Repeat the material exactly, every line of it.

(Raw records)
━━━━━━━━━━━━━━━━━━━━━━━━━━━━━━
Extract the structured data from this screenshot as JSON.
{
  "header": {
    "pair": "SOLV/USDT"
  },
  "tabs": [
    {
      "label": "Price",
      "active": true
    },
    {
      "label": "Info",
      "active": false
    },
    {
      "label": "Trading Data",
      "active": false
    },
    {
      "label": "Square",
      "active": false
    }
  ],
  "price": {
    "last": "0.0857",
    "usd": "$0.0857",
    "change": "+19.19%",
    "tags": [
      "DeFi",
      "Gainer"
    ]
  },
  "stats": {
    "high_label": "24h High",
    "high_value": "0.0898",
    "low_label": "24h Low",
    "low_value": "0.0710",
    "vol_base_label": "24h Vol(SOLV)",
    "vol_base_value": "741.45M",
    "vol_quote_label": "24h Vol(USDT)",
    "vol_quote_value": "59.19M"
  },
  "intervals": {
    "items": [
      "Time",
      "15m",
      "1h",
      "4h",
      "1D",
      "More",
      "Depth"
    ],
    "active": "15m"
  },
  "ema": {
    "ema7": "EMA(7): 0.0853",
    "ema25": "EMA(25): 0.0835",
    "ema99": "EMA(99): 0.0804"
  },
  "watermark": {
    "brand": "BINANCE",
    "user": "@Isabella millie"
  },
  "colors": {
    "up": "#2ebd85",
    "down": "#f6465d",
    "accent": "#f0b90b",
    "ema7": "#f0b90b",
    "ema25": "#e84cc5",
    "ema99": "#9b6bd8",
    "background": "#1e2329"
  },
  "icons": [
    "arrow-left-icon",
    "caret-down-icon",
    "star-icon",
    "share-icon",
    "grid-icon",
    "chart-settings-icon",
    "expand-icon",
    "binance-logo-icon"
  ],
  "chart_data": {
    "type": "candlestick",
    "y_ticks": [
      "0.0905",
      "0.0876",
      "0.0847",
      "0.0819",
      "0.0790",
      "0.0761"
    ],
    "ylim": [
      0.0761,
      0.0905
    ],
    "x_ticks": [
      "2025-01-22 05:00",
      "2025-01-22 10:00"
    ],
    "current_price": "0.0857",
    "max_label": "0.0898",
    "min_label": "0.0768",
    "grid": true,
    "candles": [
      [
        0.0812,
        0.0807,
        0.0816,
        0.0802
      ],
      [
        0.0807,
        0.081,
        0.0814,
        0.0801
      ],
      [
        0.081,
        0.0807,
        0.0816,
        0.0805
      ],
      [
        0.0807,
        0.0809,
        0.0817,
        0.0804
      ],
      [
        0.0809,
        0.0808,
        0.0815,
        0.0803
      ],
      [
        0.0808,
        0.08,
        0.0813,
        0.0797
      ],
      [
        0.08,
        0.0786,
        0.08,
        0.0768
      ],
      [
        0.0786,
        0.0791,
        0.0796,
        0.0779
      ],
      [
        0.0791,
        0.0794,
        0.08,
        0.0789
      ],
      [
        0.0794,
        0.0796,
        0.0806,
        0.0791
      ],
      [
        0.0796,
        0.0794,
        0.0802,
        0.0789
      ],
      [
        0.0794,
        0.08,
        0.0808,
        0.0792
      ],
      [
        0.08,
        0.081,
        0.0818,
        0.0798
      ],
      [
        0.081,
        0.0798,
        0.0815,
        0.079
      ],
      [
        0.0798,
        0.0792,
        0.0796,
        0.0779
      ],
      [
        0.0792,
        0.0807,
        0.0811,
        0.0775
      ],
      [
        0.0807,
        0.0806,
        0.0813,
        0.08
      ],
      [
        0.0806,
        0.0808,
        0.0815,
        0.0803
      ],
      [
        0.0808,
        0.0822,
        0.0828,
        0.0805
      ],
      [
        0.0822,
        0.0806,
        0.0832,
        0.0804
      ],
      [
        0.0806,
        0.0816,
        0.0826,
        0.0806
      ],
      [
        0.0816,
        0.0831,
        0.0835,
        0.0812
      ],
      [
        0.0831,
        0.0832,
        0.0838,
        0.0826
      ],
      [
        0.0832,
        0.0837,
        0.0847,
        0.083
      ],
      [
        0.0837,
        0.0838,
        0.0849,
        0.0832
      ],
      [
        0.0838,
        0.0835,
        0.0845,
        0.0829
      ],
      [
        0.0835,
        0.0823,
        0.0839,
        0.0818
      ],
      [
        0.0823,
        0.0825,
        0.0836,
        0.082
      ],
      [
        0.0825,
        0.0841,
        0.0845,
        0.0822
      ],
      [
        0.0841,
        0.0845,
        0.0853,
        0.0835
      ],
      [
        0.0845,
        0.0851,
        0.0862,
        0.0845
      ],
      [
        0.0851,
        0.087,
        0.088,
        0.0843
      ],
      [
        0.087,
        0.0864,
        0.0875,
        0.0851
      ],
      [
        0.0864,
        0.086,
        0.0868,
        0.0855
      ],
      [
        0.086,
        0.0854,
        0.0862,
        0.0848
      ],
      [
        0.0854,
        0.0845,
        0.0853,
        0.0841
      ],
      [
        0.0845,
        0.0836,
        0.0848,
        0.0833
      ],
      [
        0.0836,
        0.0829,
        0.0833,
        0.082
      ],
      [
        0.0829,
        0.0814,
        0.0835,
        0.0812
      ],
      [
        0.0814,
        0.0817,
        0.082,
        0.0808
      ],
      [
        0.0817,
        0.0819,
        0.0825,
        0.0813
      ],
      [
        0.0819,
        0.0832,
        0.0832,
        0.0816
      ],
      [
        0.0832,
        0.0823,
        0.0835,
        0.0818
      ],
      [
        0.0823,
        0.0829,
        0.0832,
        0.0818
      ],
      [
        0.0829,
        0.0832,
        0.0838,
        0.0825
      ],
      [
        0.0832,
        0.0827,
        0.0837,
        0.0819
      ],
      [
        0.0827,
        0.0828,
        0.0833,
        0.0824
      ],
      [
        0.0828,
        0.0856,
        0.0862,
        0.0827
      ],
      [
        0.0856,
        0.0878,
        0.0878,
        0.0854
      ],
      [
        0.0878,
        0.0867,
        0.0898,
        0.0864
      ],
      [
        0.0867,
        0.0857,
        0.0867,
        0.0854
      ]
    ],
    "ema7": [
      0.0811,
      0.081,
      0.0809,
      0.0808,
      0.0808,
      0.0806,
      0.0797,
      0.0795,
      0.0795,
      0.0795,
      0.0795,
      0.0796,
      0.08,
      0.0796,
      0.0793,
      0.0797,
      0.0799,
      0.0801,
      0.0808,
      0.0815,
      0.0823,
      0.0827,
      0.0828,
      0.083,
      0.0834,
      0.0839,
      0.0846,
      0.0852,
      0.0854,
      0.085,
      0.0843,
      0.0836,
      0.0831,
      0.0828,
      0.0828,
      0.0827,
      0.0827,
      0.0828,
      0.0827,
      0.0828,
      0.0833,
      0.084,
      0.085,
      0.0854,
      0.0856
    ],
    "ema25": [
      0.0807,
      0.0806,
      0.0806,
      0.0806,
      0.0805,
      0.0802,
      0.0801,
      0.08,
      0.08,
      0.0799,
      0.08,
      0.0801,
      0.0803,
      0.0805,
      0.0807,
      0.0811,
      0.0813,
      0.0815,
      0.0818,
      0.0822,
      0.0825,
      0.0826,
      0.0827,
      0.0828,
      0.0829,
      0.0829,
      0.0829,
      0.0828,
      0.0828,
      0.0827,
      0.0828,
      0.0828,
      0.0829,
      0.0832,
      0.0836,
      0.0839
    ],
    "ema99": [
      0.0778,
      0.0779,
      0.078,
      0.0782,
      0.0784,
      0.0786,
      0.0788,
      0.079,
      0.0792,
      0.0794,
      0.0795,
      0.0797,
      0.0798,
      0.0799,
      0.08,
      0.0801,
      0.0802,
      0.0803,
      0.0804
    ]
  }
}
━━━━━━━━━━━━━━━━━━━━━━━━━━━━━━
[Completed exercise]:
Extract the structured data from this screenshot as JSON.
{
  "header": {
    "pair": "SOLV/USDT"
  },
  "tabs": [
    {
      "label": "Price",
      "active": true
    },
    {
      "label": "Info",
      "active": false
    },
    {
      "label": "Trading Data",
      "active": false
    },
    {
      "label": "Square",
      "active": false
    }
  ],
  "price": {
    "last": "0.0857",
    "usd": "$0.0857",
    "change": "+19.19%",
    "tags": [
      "DeFi",
      "Gainer"
    ]
  },
  "stats": {
    "high_label": "24h High",
    "high_value": "0.0898",
    "low_label": "24h Low",
    "low_value": "0.0710",
    "vol_base_label": "24h Vol(SOLV)",
    "vol_base_value": "741.45M",
    "vol_quote_label": "24h Vol(USDT)",
    "vol_quote_value": "59.19M"
  },
  "intervals": {
    "items": [
      "Time",
      "15m",
      "1h",
      "4h",
      "1D",
      "More",
      "Depth"
    ],
    "active": "15m"
  },
  "ema": {
    "ema7": "EMA(7): 0.0853",
    "ema25": "EMA(25): 0.0835",
    "ema99": "EMA(99): 0.0804"
  },
  "watermark": {
    "brand": "BINANCE",
    "user": "@Isabella millie"
  },
  "colors": {
    "up": "#2ebd85",
    "down": "#f6465d",
    "accent": "#f0b90b",
    "ema7": "#f0b90b",
    "ema25": "#e84cc5",
    "ema99": "#9b6bd8",
    "background": "#1e2329"
  },
  "icons": [
    "arrow-left-icon",
    "caret-down-icon",
    "star-icon",
    "share-icon",
    "grid-icon",
    "chart-settings-icon",
    "expand-icon",
    "binance-logo-icon"
  ],
  "chart_data": {
    "type": "candlestick",
    "y_ticks": [
      "0.0905",
      "0.0876",
      "0.0847",
      "0.0819",
      "0.0790",
      "0.0761"
    ],
    "ylim": [
      0.0761,
      0.0905
    ],
    "x_ticks": [
      "2025-01-22 05:00",
      "2025-01-22 10:00"
    ],
    "current_price": "0.0857",
    "max_label": "0.0898",
    "min_label": "0.0768",
    "grid": true,
    "candles": [
      [
        0.0812,
        0.0807,
        0.0816,
        0.0802
      ],
      [
        0.0807,
        0.081,
        0.0814,
        0.0801
      ],
      [
        0.081,
        0.0807,
        0.0816,
        0.0805
      ],
      [
        0.0807,
        0.0809,
        0.0817,
        0.0804
      ],
      [
        0.0809,
        0.0808,
        0.0815,
        0.0803
      ],
      [
        0.0808,
        0.08,
        0.0813,
        0.0797
      ],
      [
        0.08,
        0.0786,
        0.08,
        0.0768
      ],
      [
        0.0786,
        0.0791,
        0.0796,
        0.0779
      ],
      [
        0.0791,
        0.0794,
        0.08,
        0.0789
      ],
      [
        0.0794,
        0.0796,
        0.0806,
        0.0791
      ],
      [
        0.0796,
        0.0794,
        0.0802,
        0.0789
      ],
      [
        0.0794,
        0.08,
        0.0808,
        0.0792
      ],
      [
        0.08,
        0.081,
        0.0818,
        0.0798
      ],
      [
        0.081,
        0.0798,
        0.0815,
        0.079
      ],
      [
        0.0798,
        0.0792,
        0.0796,
        0.0779
      ],
      [
        0.0792,
        0.0807,
        0.0811,
        0.0775
      ],
      [
        0.0807,
        0.0806,
        0.0813,
        0.08
      ],
      [
        0.0806,
        0.0808,
        0.0815,
        0.0803
      ],
      [
        0.0808,
        0.0822,
        0.0828,
        0.0805
      ],
      [
        0.0822,
        0.0806,
        0.0832,
        0.0804
      ],
      [
        0.0806,
        0.0816,
        0.0826,
        0.0806
      ],
      [
        0.0816,
        0.0831,
        0.0835,
        0.0812
      ],
      [
        0.0831,
        0.0832,
        0.0838,
        0.0826
      ],
      [
        0.0832,
        0.0837,
        0.0847,
        0.083
      ],
      [
        0.0837,
        0.0838,
        0.0849,
        0.0832
      ],
      [
        0.0838,
        0.0835,
        0.0845,
        0.0829
      ],
      [
        0.0835,
        0.0823,
        0.0839,
        0.0818
      ],
      [
        0.0823,
        0.0825,
        0.0836,
        0.082
      ],
      [
        0.0825,
        0.0841,
        0.0845,
        0.0822
      ],
      [
        0.0841,
        0.0845,
        0.0853,
        0.0835
      ],
      [
        0.0845,
        0.0851,
        0.0862,
        0.0845
      ],
      [
        0.0851,
        0.087,
        0.088,
        0.0843
      ],
      [
        0.087,
        0.0864,
        0.0875,
        0.0851
      ],
      [
        0.0864,
        0.086,
        0.0868,
        0.0855
      ],
      [
        0.086,
        0.0854,
        0.0862,
        0.0848
      ],
      [
        0.0854,
        0.0845,
        0.0853,
        0.0841
      ],
      [
        0.0845,
        0.0836,
        0.0848,
        0.0833
      ],
      [
        0.0836,
        0.0829,
        0.0833,
        0.082
      ],
      [
        0.0829,
        0.0814,
        0.0835,
        0.0812
      ],
      [
        0.0814,
        0.0817,
        0.082,
        0.0808
      ],
      [
        0.0817,
        0.0819,
        0.0825,
        0.0813
      ],
      [
        0.0819,
        0.0832,
        0.0832,
        0.0816
      ],
      [
        0.0832,
        0.0823,
        0.0835,
        0.0818
      ],
      [
        0.0823,
        0.0829,
        0.0832,
        0.0818
      ],
      [
        0.0829,
        0.0832,
        0.0838,
        0.0825
      ],
      [
        0.0832,
        0.0827,
        0.0837,
        0.0819
      ],
      [
        0.0827,
        0.0828,
        0.0833,
        0.0824
      ],
      [
        0.0828,
        0.0856,
        0.0862,
        0.0827
      ],
      [
        0.0856,
        0.0878,
        0.0878,
        0.0854
      ],
      [
        0.0878,
        0.0867,
        0.0898,
        0.0864
      ],
      [
        0.0867,
        0.0857,
        0.0867,
        0.0854
      ]
    ],
    "ema7": [
      0.0811,
      0.081,
      0.0809,
      0.0808,
      0.0808,
      0.0806,
      0.0797,
      0.0795,
      0.0795,
      0.0795,
      0.0795,
      0.0796,
      0.08,
      0.0796,
      0.0793,
      0.0797,
      0.0799,
      0.0801,
      0.0808,
      0.0815,
      0.0823,
      0.0827,
      0.0828,
      0.083,
      0.0834,
      0.0839,
      0.0846,
      0.0852,
      0.0854,
      0.085,
      0.0843,
      0.0836,
      0.0831,
      0.0828,
      0.0828,
      0.0827,
      0.0827,
      0.0828,
      0.0827,
      0.0828,
      0.0833,
      0.084,
      0.085,
      0.0854,
      0.0856
    ],
    "ema25": [
      0.0807,
      0.0806,
      0.0806,
      0.0806,
      0.0805,
      0.0802,
      0.0801,
      0.08,
      0.08,
      0.0799,
      0.08,
      0.0801,
      0.0803,
      0.0805,
      0.0807,
      0.0811,
      0.0813,
      0.0815,
      0.0818,
      0.0822,
      0.0825,
      0.0826,
      0.0827,
      0.0828,
      0.0829,
      0.0829,
      0.0829,
      0.0828,
      0.0828,
      0.0827,
      0.0828,
      0.0828,
      0.0829,
      0.0832,
      0.0836,
      0.0839
    ],
    "ema99": [
      0.0778,
      0.0779,
      0.078,
      0.0782,
      0.0784,
      0.0786,
      0.0788,
      0.079,
      0.0792,
      0.0794,
      0.0795,
      0.0797,
      0.0798,
      0.0799,
      0.08,
      0.0801,
      0.0802,
      0.0803,
      0.0804
    ]
  }
}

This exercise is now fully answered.